START Dataset entries

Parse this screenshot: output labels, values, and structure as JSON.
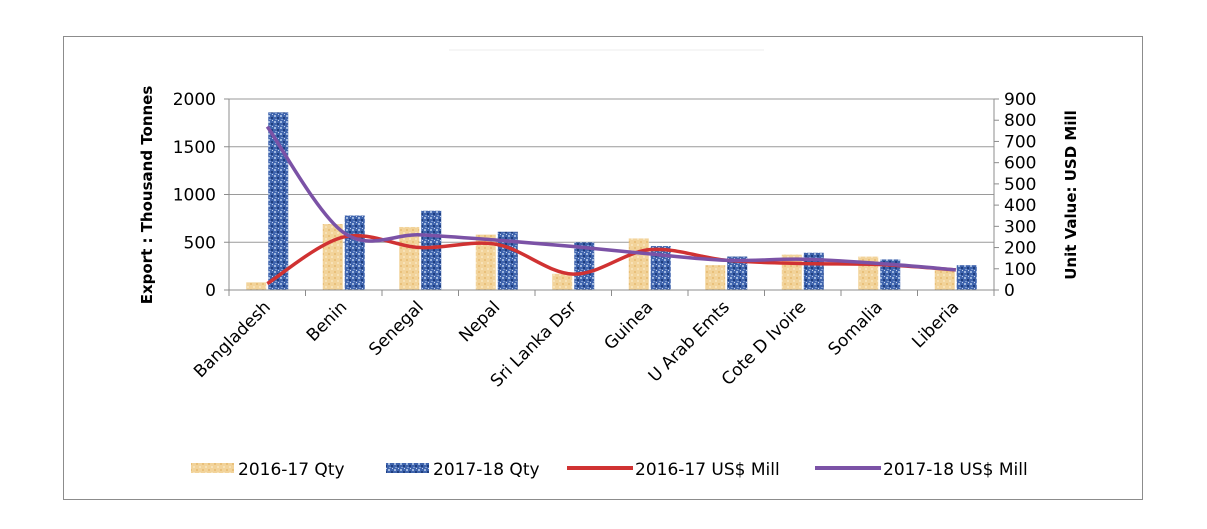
{
  "chart_data": {
    "type": "bar",
    "categories": [
      "Bangladesh",
      "Benin",
      "Senegal",
      "Nepal",
      "Sri Lanka Dsr",
      "Guinea",
      "U Arab Emts",
      "Cote D Ivoire",
      "Somalia",
      "Liberia"
    ],
    "series": [
      {
        "name": "2016-17 Qty",
        "type": "bar",
        "axis": "left",
        "color": "#f2d39a",
        "values": [
          80,
          690,
          660,
          580,
          170,
          540,
          260,
          370,
          350,
          230
        ]
      },
      {
        "name": "2017-18 Qty",
        "type": "bar",
        "axis": "left",
        "color": "#3a5fa8",
        "values": [
          1860,
          780,
          830,
          610,
          500,
          460,
          350,
          390,
          320,
          260
        ]
      },
      {
        "name": "2016-17 US$ Mill",
        "type": "line",
        "axis": "right",
        "color": "#d03232",
        "values": [
          30,
          250,
          200,
          215,
          75,
          190,
          140,
          125,
          120,
          95
        ]
      },
      {
        "name": "2017-18 US$ Mill",
        "type": "line",
        "axis": "right",
        "color": "#7b52a6",
        "values": [
          770,
          270,
          260,
          235,
          205,
          170,
          140,
          145,
          125,
          95
        ]
      }
    ],
    "ylabel": "Export : Thousand Tonnes",
    "ylim": [
      0,
      2000
    ],
    "yticks": [
      0,
      500,
      1000,
      1500,
      2000
    ],
    "y2label": "Unit Value: USD Mill",
    "y2lim": [
      0,
      900
    ],
    "y2ticks": [
      0,
      100,
      200,
      300,
      400,
      500,
      600,
      700,
      800,
      900
    ],
    "grid": true,
    "legend_position": "bottom"
  }
}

END Dataset entries

Retype the whole listing, keeping every line identical and omitting all pictures.

Parse this screenshot: output labels, values, and structure as JSON.
{
  "chart_data": {
    "type": "bar",
    "categories": [
      "Bangladesh",
      "Benin",
      "Senegal",
      "Nepal",
      "Sri Lanka Dsr",
      "Guinea",
      "U Arab Emts",
      "Cote D Ivoire",
      "Somalia",
      "Liberia"
    ],
    "series": [
      {
        "name": "2016-17 Qty",
        "type": "bar",
        "axis": "left",
        "color": "#f2d39a",
        "values": [
          80,
          690,
          660,
          580,
          170,
          540,
          260,
          370,
          350,
          230
        ]
      },
      {
        "name": "2017-18 Qty",
        "type": "bar",
        "axis": "left",
        "color": "#3a5fa8",
        "values": [
          1860,
          780,
          830,
          610,
          500,
          460,
          350,
          390,
          320,
          260
        ]
      },
      {
        "name": "2016-17 US$ Mill",
        "type": "line",
        "axis": "right",
        "color": "#d03232",
        "values": [
          30,
          250,
          200,
          215,
          75,
          190,
          140,
          125,
          120,
          95
        ]
      },
      {
        "name": "2017-18 US$ Mill",
        "type": "line",
        "axis": "right",
        "color": "#7b52a6",
        "values": [
          770,
          270,
          260,
          235,
          205,
          170,
          140,
          145,
          125,
          95
        ]
      }
    ],
    "ylabel": "Export : Thousand Tonnes",
    "ylim": [
      0,
      2000
    ],
    "yticks": [
      0,
      500,
      1000,
      1500,
      2000
    ],
    "y2label": "Unit Value: USD Mill",
    "y2lim": [
      0,
      900
    ],
    "y2ticks": [
      0,
      100,
      200,
      300,
      400,
      500,
      600,
      700,
      800,
      900
    ],
    "grid": true,
    "legend_position": "bottom"
  }
}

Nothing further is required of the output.